Stored data:
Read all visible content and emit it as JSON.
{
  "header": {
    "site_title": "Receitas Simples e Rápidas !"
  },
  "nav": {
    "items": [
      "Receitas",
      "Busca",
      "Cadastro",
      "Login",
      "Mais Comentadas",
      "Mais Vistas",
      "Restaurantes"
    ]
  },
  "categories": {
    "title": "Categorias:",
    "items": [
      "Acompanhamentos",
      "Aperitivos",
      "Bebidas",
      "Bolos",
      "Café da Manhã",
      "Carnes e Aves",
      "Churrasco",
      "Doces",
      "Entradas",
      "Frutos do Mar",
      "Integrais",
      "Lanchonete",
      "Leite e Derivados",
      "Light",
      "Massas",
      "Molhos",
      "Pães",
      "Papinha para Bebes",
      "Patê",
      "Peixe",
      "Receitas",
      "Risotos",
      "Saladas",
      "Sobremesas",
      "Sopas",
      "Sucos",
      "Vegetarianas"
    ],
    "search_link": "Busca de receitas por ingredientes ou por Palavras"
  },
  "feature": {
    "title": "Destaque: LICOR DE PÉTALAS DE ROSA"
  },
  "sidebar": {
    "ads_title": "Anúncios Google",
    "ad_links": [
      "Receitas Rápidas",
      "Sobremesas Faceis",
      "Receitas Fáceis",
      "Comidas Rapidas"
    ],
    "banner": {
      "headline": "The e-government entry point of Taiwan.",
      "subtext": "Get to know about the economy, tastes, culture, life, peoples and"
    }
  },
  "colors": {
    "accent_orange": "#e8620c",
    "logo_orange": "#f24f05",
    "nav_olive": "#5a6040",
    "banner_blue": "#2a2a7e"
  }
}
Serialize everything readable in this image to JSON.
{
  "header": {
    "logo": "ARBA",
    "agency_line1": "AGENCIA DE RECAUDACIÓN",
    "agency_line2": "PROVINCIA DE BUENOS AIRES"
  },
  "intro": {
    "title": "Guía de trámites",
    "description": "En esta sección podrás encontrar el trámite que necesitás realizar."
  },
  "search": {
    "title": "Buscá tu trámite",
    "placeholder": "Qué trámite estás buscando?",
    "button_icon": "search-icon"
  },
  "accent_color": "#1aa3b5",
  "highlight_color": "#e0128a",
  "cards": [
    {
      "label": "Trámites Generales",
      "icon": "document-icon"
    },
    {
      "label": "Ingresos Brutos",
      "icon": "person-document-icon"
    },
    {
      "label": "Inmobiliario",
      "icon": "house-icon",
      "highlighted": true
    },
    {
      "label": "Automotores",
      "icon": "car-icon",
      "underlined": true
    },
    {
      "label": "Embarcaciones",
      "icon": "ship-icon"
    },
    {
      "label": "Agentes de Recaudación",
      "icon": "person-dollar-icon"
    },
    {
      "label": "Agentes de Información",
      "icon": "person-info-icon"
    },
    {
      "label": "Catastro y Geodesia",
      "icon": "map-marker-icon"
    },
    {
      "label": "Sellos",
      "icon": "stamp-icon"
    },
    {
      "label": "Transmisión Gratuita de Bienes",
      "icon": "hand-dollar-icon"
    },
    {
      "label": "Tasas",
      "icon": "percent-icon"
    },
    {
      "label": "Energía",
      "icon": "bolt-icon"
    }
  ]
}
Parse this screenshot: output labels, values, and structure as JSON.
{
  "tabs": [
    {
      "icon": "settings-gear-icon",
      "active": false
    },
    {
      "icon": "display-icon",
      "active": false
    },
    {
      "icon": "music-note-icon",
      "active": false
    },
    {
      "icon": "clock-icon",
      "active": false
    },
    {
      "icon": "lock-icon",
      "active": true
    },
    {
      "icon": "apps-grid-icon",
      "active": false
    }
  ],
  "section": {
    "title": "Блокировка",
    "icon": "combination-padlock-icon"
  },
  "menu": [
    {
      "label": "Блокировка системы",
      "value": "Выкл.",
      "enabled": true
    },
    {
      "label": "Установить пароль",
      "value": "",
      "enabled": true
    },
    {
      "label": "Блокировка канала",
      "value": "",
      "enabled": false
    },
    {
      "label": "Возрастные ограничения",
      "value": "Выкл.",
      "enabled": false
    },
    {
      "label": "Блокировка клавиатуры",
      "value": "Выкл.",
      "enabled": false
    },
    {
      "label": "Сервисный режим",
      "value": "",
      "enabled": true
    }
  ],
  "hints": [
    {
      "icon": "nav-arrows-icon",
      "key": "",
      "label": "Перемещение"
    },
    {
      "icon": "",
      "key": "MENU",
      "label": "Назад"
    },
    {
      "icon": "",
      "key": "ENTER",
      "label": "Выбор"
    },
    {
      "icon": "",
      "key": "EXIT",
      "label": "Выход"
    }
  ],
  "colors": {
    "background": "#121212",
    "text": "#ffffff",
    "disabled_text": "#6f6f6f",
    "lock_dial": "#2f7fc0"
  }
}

### Task details
Give the complete listing a second time, exactly as it reads.

### Exercise answer
Read all visible content and emit it as JSON.
{
  "header": {
    "site_title": "Receitas Simples e Rápidas !"
  },
  "nav": {
    "items": [
      "Receitas",
      "Busca",
      "Cadastro",
      "Login",
      "Mais Comentadas",
      "Mais Vistas",
      "Restaurantes"
    ]
  },
  "categories": {
    "title": "Categorias:",
    "items": [
      "Acompanhamentos",
      "Aperitivos",
      "Bebidas",
      "Bolos",
      "Café da Manhã",
      "Carnes e Aves",
      "Churrasco",
      "Doces",
      "Entradas",
      "Frutos do Mar",
      "Integrais",
      "Lanchonete",
      "Leite e Derivados",
      "Light",
      "Massas",
      "Molhos",
      "Pães",
      "Papinha para Bebes",
      "Patê",
      "Peixe",
      "Receitas",
      "Risotos",
      "Saladas",
      "Sobremesas",
      "Sopas",
      "Sucos",
      "Vegetarianas"
    ],
    "search_link": "Busca de receitas por ingredientes ou por Palavras"
  },
  "feature": {
    "title": "Destaque: LICOR DE PÉTALAS DE ROSA"
  },
  "sidebar": {
    "ads_title": "Anúncios Google",
    "ad_links": [
      "Receitas Rápidas",
      "Sobremesas Faceis",
      "Receitas Fáceis",
      "Comidas Rapidas"
    ],
    "banner": {
      "headline": "The e-government entry point of Taiwan.",
      "subtext": "Get to know about the economy, tastes, culture, life, peoples and"
    }
  },
  "colors": {
    "accent_orange": "#e8620c",
    "logo_orange": "#f24f05",
    "nav_olive": "#5a6040",
    "banner_blue": "#2a2a7e"
  }
}
Serialize everything readable in this image to JSON.
{
  "header": {
    "logo": "ARBA",
    "agency_line1": "AGENCIA DE RECAUDACIÓN",
    "agency_line2": "PROVINCIA DE BUENOS AIRES"
  },
  "intro": {
    "title": "Guía de trámites",
    "description": "En esta sección podrás encontrar el trámite que necesitás realizar."
  },
  "search": {
    "title": "Buscá tu trámite",
    "placeholder": "Qué trámite estás buscando?",
    "button_icon": "search-icon"
  },
  "accent_color": "#1aa3b5",
  "highlight_color": "#e0128a",
  "cards": [
    {
      "label": "Trámites Generales",
      "icon": "document-icon"
    },
    {
      "label": "Ingresos Brutos",
      "icon": "person-document-icon"
    },
    {
      "label": "Inmobiliario",
      "icon": "house-icon",
      "highlighted": true
    },
    {
      "label": "Automotores",
      "icon": "car-icon",
      "underlined": true
    },
    {
      "label": "Embarcaciones",
      "icon": "ship-icon"
    },
    {
      "label": "Agentes de Recaudación",
      "icon": "person-dollar-icon"
    },
    {
      "label": "Agentes de Información",
      "icon": "person-info-icon"
    },
    {
      "label": "Catastro y Geodesia",
      "icon": "map-marker-icon"
    },
    {
      "label": "Sellos",
      "icon": "stamp-icon"
    },
    {
      "label": "Transmisión Gratuita de Bienes",
      "icon": "hand-dollar-icon"
    },
    {
      "label": "Tasas",
      "icon": "percent-icon"
    },
    {
      "label": "Energía",
      "icon": "bolt-icon"
    }
  ]
}
Parse this screenshot: output labels, values, and structure as JSON.
{
  "tabs": [
    {
      "icon": "settings-gear-icon",
      "active": false
    },
    {
      "icon": "display-icon",
      "active": false
    },
    {
      "icon": "music-note-icon",
      "active": false
    },
    {
      "icon": "clock-icon",
      "active": false
    },
    {
      "icon": "lock-icon",
      "active": true
    },
    {
      "icon": "apps-grid-icon",
      "active": false
    }
  ],
  "section": {
    "title": "Блокировка",
    "icon": "combination-padlock-icon"
  },
  "menu": [
    {
      "label": "Блокировка системы",
      "value": "Выкл.",
      "enabled": true
    },
    {
      "label": "Установить пароль",
      "value": "",
      "enabled": true
    },
    {
      "label": "Блокировка канала",
      "value": "",
      "enabled": false
    },
    {
      "label": "Возрастные ограничения",
      "value": "Выкл.",
      "enabled": false
    },
    {
      "label": "Блокировка клавиатуры",
      "value": "Выкл.",
      "enabled": false
    },
    {
      "label": "Сервисный режим",
      "value": "",
      "enabled": true
    }
  ],
  "hints": [
    {
      "icon": "nav-arrows-icon",
      "key": "",
      "label": "Перемещение"
    },
    {
      "icon": "",
      "key": "MENU",
      "label": "Назад"
    },
    {
      "icon": "",
      "key": "ENTER",
      "label": "Выбор"
    },
    {
      "icon": "",
      "key": "EXIT",
      "label": "Выход"
    }
  ],
  "colors": {
    "background": "#121212",
    "text": "#ffffff",
    "disabled_text": "#6f6f6f",
    "lock_dial": "#2f7fc0"
  }
}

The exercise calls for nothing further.